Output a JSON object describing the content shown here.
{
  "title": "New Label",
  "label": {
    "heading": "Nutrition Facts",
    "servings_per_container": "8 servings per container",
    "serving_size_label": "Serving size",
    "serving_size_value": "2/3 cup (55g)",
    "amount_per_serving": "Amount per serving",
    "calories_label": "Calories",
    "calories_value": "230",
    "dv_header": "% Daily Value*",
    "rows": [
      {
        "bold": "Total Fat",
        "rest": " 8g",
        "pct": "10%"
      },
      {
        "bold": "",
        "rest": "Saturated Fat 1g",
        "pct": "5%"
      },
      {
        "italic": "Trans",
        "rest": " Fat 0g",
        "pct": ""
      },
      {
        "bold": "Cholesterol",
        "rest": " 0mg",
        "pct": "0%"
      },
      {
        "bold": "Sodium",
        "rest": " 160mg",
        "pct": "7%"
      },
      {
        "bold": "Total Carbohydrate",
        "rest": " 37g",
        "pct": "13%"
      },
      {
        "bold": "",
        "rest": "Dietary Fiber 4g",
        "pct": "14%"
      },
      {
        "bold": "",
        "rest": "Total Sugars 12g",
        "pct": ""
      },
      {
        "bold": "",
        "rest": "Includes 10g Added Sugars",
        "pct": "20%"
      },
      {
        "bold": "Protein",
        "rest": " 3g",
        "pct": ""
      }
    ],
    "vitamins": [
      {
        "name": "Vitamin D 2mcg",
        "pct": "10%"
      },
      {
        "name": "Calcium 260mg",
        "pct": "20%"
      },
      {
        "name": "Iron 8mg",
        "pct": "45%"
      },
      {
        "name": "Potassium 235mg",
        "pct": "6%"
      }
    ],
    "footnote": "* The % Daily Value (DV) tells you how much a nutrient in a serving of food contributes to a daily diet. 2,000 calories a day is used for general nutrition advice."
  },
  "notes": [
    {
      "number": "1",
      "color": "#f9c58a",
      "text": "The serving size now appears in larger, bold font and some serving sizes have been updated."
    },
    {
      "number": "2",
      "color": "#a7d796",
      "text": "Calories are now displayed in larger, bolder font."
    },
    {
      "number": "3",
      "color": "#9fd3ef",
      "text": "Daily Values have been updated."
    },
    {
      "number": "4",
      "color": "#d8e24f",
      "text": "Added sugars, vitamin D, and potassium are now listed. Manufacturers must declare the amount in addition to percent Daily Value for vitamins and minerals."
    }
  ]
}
=-=-=-=-=
INSTRUCTIONS FOR THE TASK:
Word for word, copy out all of the data shown above.

WRITTEN SOLUTION:
Output a JSON object describing the content shown here.
{
  "title": "New Label",
  "label": {
    "heading": "Nutrition Facts",
    "servings_per_container": "8 servings per container",
    "serving_size_label": "Serving size",
    "serving_size_value": "2/3 cup (55g)",
    "amount_per_serving": "Amount per serving",
    "calories_label": "Calories",
    "calories_value": "230",
    "dv_header": "% Daily Value*",
    "rows": [
      {
        "bold": "Total Fat",
        "rest": " 8g",
        "pct": "10%"
      },
      {
        "bold": "",
        "rest": "Saturated Fat 1g",
        "pct": "5%"
      },
      {
        "italic": "Trans",
        "rest": " Fat 0g",
        "pct": ""
      },
      {
        "bold": "Cholesterol",
        "rest": " 0mg",
        "pct": "0%"
      },
      {
        "bold": "Sodium",
        "rest": " 160mg",
        "pct": "7%"
      },
      {
        "bold": "Total Carbohydrate",
        "rest": " 37g",
        "pct": "13%"
      },
      {
        "bold": "",
        "rest": "Dietary Fiber 4g",
        "pct": "14%"
      },
      {
        "bold": "",
        "rest": "Total Sugars 12g",
        "pct": ""
      },
      {
        "bold": "",
        "rest": "Includes 10g Added Sugars",
        "pct": "20%"
      },
      {
        "bold": "Protein",
        "rest": " 3g",
        "pct": ""
      }
    ],
    "vitamins": [
      {
        "name": "Vitamin D 2mcg",
        "pct": "10%"
      },
      {
        "name": "Calcium 260mg",
        "pct": "20%"
      },
      {
        "name": "Iron 8mg",
        "pct": "45%"
      },
      {
        "name": "Potassium 235mg",
        "pct": "6%"
      }
    ],
    "footnote": "* The % Daily Value (DV) tells you how much a nutrient in a serving of food contributes to a daily diet. 2,000 calories a day is used for general nutrition advice."
  },
  "notes": [
    {
      "number": "1",
      "color": "#f9c58a",
      "text": "The serving size now appears in larger, bold font and some serving sizes have been updated."
    },
    {
      "number": "2",
      "color": "#a7d796",
      "text": "Calories are now displayed in larger, bolder font."
    },
    {
      "number": "3",
      "color": "#9fd3ef",
      "text": "Daily Values have been updated."
    },
    {
      "number": "4",
      "color": "#d8e24f",
      "text": "Added sugars, vitamin D, and potassium are now listed. Manufacturers must declare the amount in addition to percent Daily Value for vitamins and minerals."
    }
  ]
}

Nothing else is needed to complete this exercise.